Pictures don't belong in the copy; print all the records exactly.

## start

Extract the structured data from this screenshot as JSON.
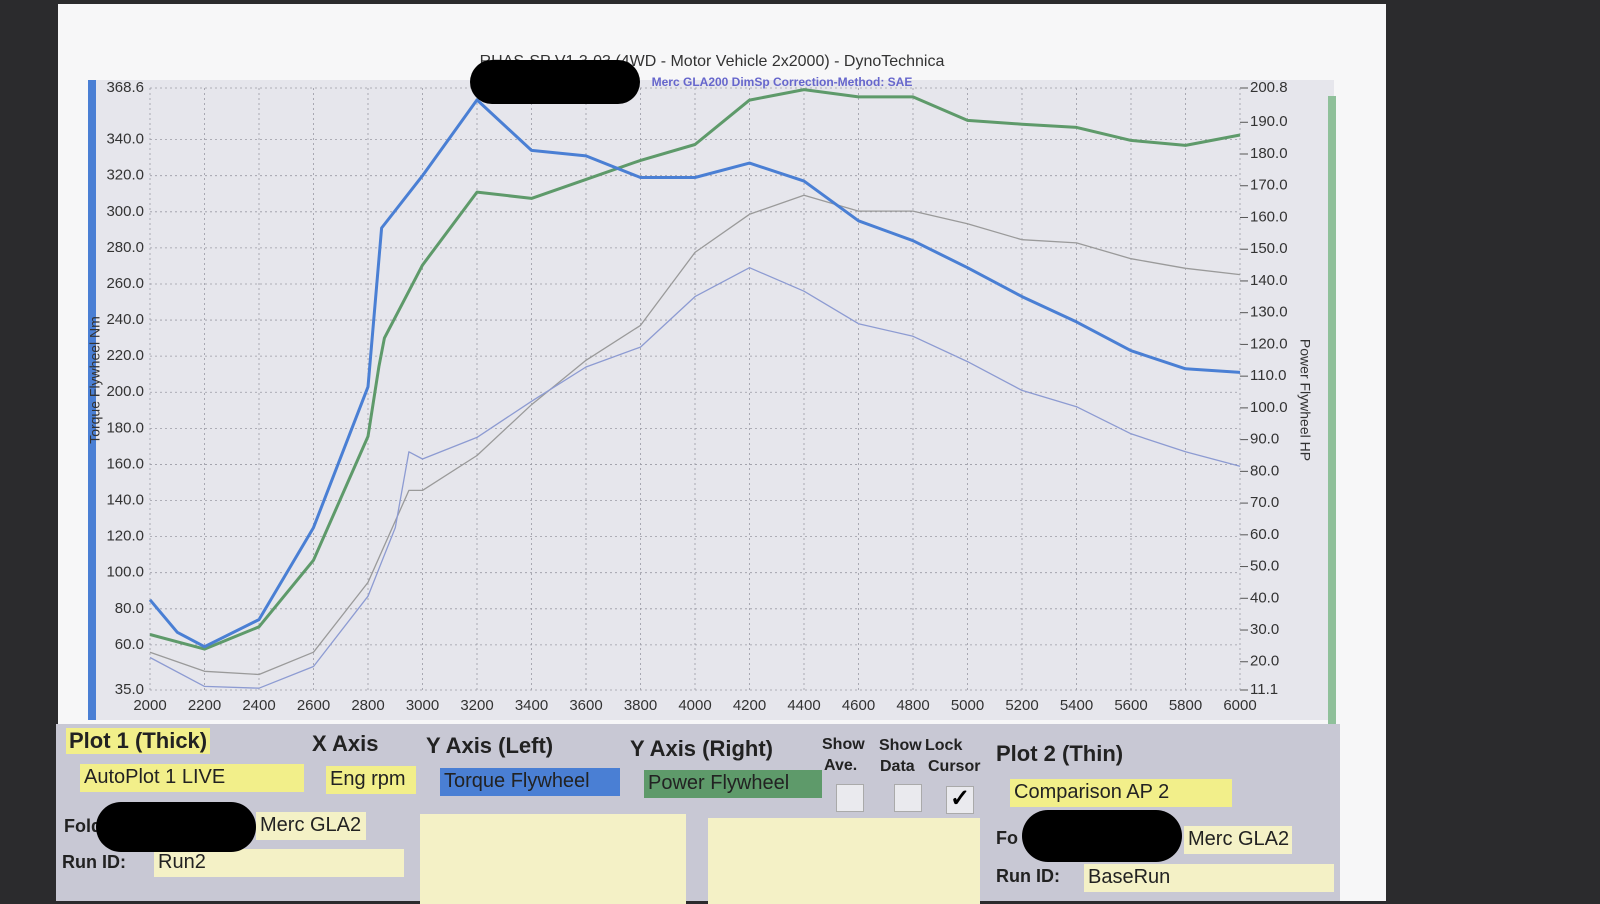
{
  "chart_data": {
    "type": "line",
    "title": "RHAS-SP V1.3-03  (4WD - Motor Vehicle 2x2000) - DynoTechnica",
    "subtitle": "Merc GLA200 DimSp   Correction-Method: SAE",
    "y_label": "Torque Flywheel Nm",
    "y2_label": "Power Flywheel HP",
    "xlim": [
      2000,
      6000
    ],
    "xticks": [
      2000,
      2200,
      2400,
      2600,
      2800,
      3000,
      3200,
      3400,
      3600,
      3800,
      4000,
      4200,
      4400,
      4600,
      4800,
      5000,
      5200,
      5400,
      5600,
      5800,
      6000
    ],
    "ylim": [
      35,
      368.6
    ],
    "yticks": [
      {
        "value": 35,
        "label": "35.0"
      },
      {
        "value": 60,
        "label": "60.0"
      },
      {
        "value": 80,
        "label": "80.0"
      },
      {
        "value": 100,
        "label": "100.0"
      },
      {
        "value": 120,
        "label": "120.0"
      },
      {
        "value": 140,
        "label": "140.0"
      },
      {
        "value": 160,
        "label": "160.0"
      },
      {
        "value": 180,
        "label": "180.0"
      },
      {
        "value": 200,
        "label": "200.0"
      },
      {
        "value": 220,
        "label": "220.0"
      },
      {
        "value": 240,
        "label": "240.0"
      },
      {
        "value": 260,
        "label": "260.0"
      },
      {
        "value": 280,
        "label": "280.0"
      },
      {
        "value": 300,
        "label": "300.0"
      },
      {
        "value": 320,
        "label": "320.0"
      },
      {
        "value": 340,
        "label": "340.0"
      },
      368.6
    ],
    "y2lim": [
      11.1,
      200.8
    ],
    "y2ticks": [
      11.1,
      {
        "value": 20,
        "label": "20.0"
      },
      {
        "value": 30,
        "label": "30.0"
      },
      {
        "value": 40,
        "label": "40.0"
      },
      {
        "value": 50,
        "label": "50.0"
      },
      {
        "value": 60,
        "label": "60.0"
      },
      {
        "value": 70,
        "label": "70.0"
      },
      {
        "value": 80,
        "label": "80.0"
      },
      {
        "value": 90,
        "label": "90.0"
      },
      {
        "value": 100,
        "label": "100.0"
      },
      {
        "value": 110,
        "label": "110.0"
      },
      {
        "value": 120,
        "label": "120.0"
      },
      {
        "value": 130,
        "label": "130.0"
      },
      {
        "value": 140,
        "label": "140.0"
      },
      {
        "value": 150,
        "label": "150.0"
      },
      {
        "value": 160,
        "label": "160.0"
      },
      {
        "value": 170,
        "label": "170.0"
      },
      {
        "value": 180,
        "label": "180.0"
      },
      {
        "value": 190,
        "label": "190.0"
      },
      200.8
    ],
    "grid": true,
    "series": [
      {
        "color": "#4a7fd4",
        "x": [
          2000,
          2100,
          2200,
          2400,
          2600,
          2800,
          2850,
          3000,
          3200,
          3400,
          3600,
          3800,
          4000,
          4200,
          4400,
          4600,
          4800,
          5000,
          5200,
          5400,
          5600,
          5800,
          6000
        ],
        "values": [
          85,
          67,
          59,
          74,
          125,
          203,
          291,
          320,
          362,
          334,
          331,
          319,
          319,
          327,
          317,
          295,
          284,
          269,
          253,
          239,
          223,
          213,
          211
        ]
      },
      {
        "color": "#5e9a6a",
        "axis": "y2",
        "x": [
          2000,
          2200,
          2400,
          2600,
          2800,
          2840,
          2860,
          3000,
          3200,
          3400,
          3600,
          3800,
          4000,
          4200,
          4400,
          4600,
          4800,
          5000,
          5200,
          5400,
          5600,
          5800,
          6000
        ],
        "values": [
          28.6,
          24,
          31,
          52,
          91,
          113,
          122,
          145,
          168,
          166,
          172,
          178,
          183,
          197,
          200.3,
          198,
          198,
          190.6,
          189.4,
          188.4,
          184.3,
          182.7,
          186
        ]
      },
      {
        "color": "#8d9bd2",
        "x": [
          2000,
          2200,
          2400,
          2600,
          2800,
          2900,
          2950,
          3000,
          3200,
          3400,
          3600,
          3800,
          4000,
          4200,
          4400,
          4600,
          4800,
          5000,
          5200,
          5400,
          5600,
          5800,
          6000
        ],
        "values": [
          53,
          37,
          36,
          48,
          87,
          125,
          167,
          163,
          175,
          195,
          214,
          225,
          253,
          269,
          256,
          238,
          231,
          217,
          201,
          192,
          177,
          167,
          159
        ]
      },
      {
        "color": "#9a9a9a",
        "axis": "y2",
        "x": [
          2000,
          2200,
          2400,
          2600,
          2800,
          2950,
          3000,
          3200,
          3400,
          3600,
          3800,
          4000,
          4200,
          4400,
          4600,
          4800,
          5000,
          5200,
          5400,
          5600,
          5800,
          6000
        ],
        "values": [
          23,
          17,
          16,
          23,
          45,
          74,
          74,
          85,
          101,
          115,
          126,
          149,
          161,
          167,
          162,
          162,
          158,
          153,
          152,
          147,
          144,
          142
        ]
      }
    ]
  },
  "panel": {
    "plot1": "Plot 1 (Thick)",
    "x_axis": "X Axis",
    "y_left": "Y Axis (Left)",
    "y_right": "Y Axis (Right)",
    "show_ave": [
      "Show",
      "Ave."
    ],
    "show_data": [
      "Show",
      "Data"
    ],
    "lock_cursor": [
      "Lock",
      "Cursor"
    ],
    "plot2": "Plot 2 (Thin)",
    "plot1_select": "AutoPlot 1 LIVE",
    "x_select": "Eng rpm",
    "y_left_select": "Torque Flywheel",
    "y_right_select": "Power Flywheel",
    "plot2_select": "Comparison AP 2",
    "folder1_label": "Fold",
    "folder1": "Merc GLA2",
    "run1_label": "Run ID:",
    "run1": "Run2",
    "folder2_label": "Fo",
    "folder2": "Merc GLA2",
    "run2_label": "Run ID:",
    "run2": "BaseRun"
  }
}
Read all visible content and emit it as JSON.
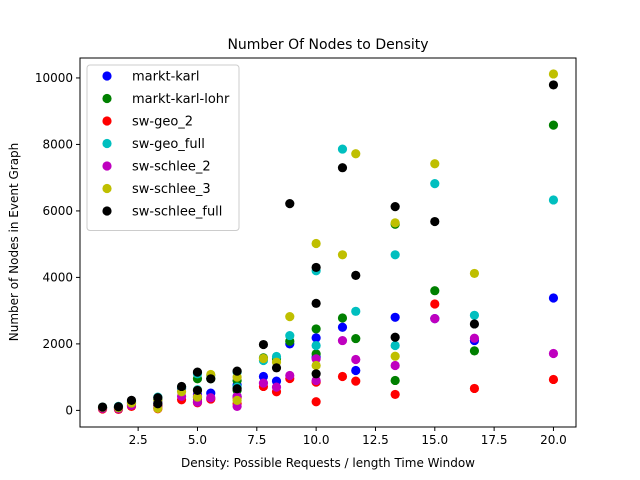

## end

▶ _Output of the task_:
Extract the structured data from this screenshot as JSON.
{
  "chart_data": {
    "type": "line",
    "title": "RHAS-SP V1.3-03  (4WD - Motor Vehicle 2x2000) - DynoTechnica",
    "subtitle": "Merc GLA200 DimSp   Correction-Method: SAE",
    "y_label": "Torque Flywheel Nm",
    "y2_label": "Power Flywheel HP",
    "xlim": [
      2000,
      6000
    ],
    "xticks": [
      2000,
      2200,
      2400,
      2600,
      2800,
      3000,
      3200,
      3400,
      3600,
      3800,
      4000,
      4200,
      4400,
      4600,
      4800,
      5000,
      5200,
      5400,
      5600,
      5800,
      6000
    ],
    "ylim": [
      35,
      368.6
    ],
    "yticks": [
      {
        "value": 35,
        "label": "35.0"
      },
      {
        "value": 60,
        "label": "60.0"
      },
      {
        "value": 80,
        "label": "80.0"
      },
      {
        "value": 100,
        "label": "100.0"
      },
      {
        "value": 120,
        "label": "120.0"
      },
      {
        "value": 140,
        "label": "140.0"
      },
      {
        "value": 160,
        "label": "160.0"
      },
      {
        "value": 180,
        "label": "180.0"
      },
      {
        "value": 200,
        "label": "200.0"
      },
      {
        "value": 220,
        "label": "220.0"
      },
      {
        "value": 240,
        "label": "240.0"
      },
      {
        "value": 260,
        "label": "260.0"
      },
      {
        "value": 280,
        "label": "280.0"
      },
      {
        "value": 300,
        "label": "300.0"
      },
      {
        "value": 320,
        "label": "320.0"
      },
      {
        "value": 340,
        "label": "340.0"
      },
      368.6
    ],
    "y2lim": [
      11.1,
      200.8
    ],
    "y2ticks": [
      11.1,
      {
        "value": 20,
        "label": "20.0"
      },
      {
        "value": 30,
        "label": "30.0"
      },
      {
        "value": 40,
        "label": "40.0"
      },
      {
        "value": 50,
        "label": "50.0"
      },
      {
        "value": 60,
        "label": "60.0"
      },
      {
        "value": 70,
        "label": "70.0"
      },
      {
        "value": 80,
        "label": "80.0"
      },
      {
        "value": 90,
        "label": "90.0"
      },
      {
        "value": 100,
        "label": "100.0"
      },
      {
        "value": 110,
        "label": "110.0"
      },
      {
        "value": 120,
        "label": "120.0"
      },
      {
        "value": 130,
        "label": "130.0"
      },
      {
        "value": 140,
        "label": "140.0"
      },
      {
        "value": 150,
        "label": "150.0"
      },
      {
        "value": 160,
        "label": "160.0"
      },
      {
        "value": 170,
        "label": "170.0"
      },
      {
        "value": 180,
        "label": "180.0"
      },
      {
        "value": 190,
        "label": "190.0"
      },
      200.8
    ],
    "grid": true,
    "series": [
      {
        "color": "#4a7fd4",
        "x": [
          2000,
          2100,
          2200,
          2400,
          2600,
          2800,
          2850,
          3000,
          3200,
          3400,
          3600,
          3800,
          4000,
          4200,
          4400,
          4600,
          4800,
          5000,
          5200,
          5400,
          5600,
          5800,
          6000
        ],
        "values": [
          85,
          67,
          59,
          74,
          125,
          203,
          291,
          320,
          362,
          334,
          331,
          319,
          319,
          327,
          317,
          295,
          284,
          269,
          253,
          239,
          223,
          213,
          211
        ]
      },
      {
        "color": "#5e9a6a",
        "axis": "y2",
        "x": [
          2000,
          2200,
          2400,
          2600,
          2800,
          2840,
          2860,
          3000,
          3200,
          3400,
          3600,
          3800,
          4000,
          4200,
          4400,
          4600,
          4800,
          5000,
          5200,
          5400,
          5600,
          5800,
          6000
        ],
        "values": [
          28.6,
          24,
          31,
          52,
          91,
          113,
          122,
          145,
          168,
          166,
          172,
          178,
          183,
          197,
          200.3,
          198,
          198,
          190.6,
          189.4,
          188.4,
          184.3,
          182.7,
          186
        ]
      },
      {
        "color": "#8d9bd2",
        "x": [
          2000,
          2200,
          2400,
          2600,
          2800,
          2900,
          2950,
          3000,
          3200,
          3400,
          3600,
          3800,
          4000,
          4200,
          4400,
          4600,
          4800,
          5000,
          5200,
          5400,
          5600,
          5800,
          6000
        ],
        "values": [
          53,
          37,
          36,
          48,
          87,
          125,
          167,
          163,
          175,
          195,
          214,
          225,
          253,
          269,
          256,
          238,
          231,
          217,
          201,
          192,
          177,
          167,
          159
        ]
      },
      {
        "color": "#9a9a9a",
        "axis": "y2",
        "x": [
          2000,
          2200,
          2400,
          2600,
          2800,
          2950,
          3000,
          3200,
          3400,
          3600,
          3800,
          4000,
          4200,
          4400,
          4600,
          4800,
          5000,
          5200,
          5400,
          5600,
          5800,
          6000
        ],
        "values": [
          23,
          17,
          16,
          23,
          45,
          74,
          74,
          85,
          101,
          115,
          126,
          149,
          161,
          167,
          162,
          162,
          158,
          153,
          152,
          147,
          144,
          142
        ]
      }
    ]
  },
  "panel": {
    "plot1": "Plot 1 (Thick)",
    "x_axis": "X Axis",
    "y_left": "Y Axis (Left)",
    "y_right": "Y Axis (Right)",
    "show_ave": [
      "Show",
      "Ave."
    ],
    "show_data": [
      "Show",
      "Data"
    ],
    "lock_cursor": [
      "Lock",
      "Cursor"
    ],
    "plot2": "Plot 2 (Thin)",
    "plot1_select": "AutoPlot 1 LIVE",
    "x_select": "Eng rpm",
    "y_left_select": "Torque Flywheel",
    "y_right_select": "Power Flywheel",
    "plot2_select": "Comparison AP 2",
    "folder1_label": "Fold",
    "folder1": "Merc GLA2",
    "run1_label": "Run ID:",
    "run1": "Run2",
    "folder2_label": "Fo",
    "folder2": "Merc GLA2",
    "run2_label": "Run ID:",
    "run2": "BaseRun"
  }
}
Read all visible content and emit it as JSON.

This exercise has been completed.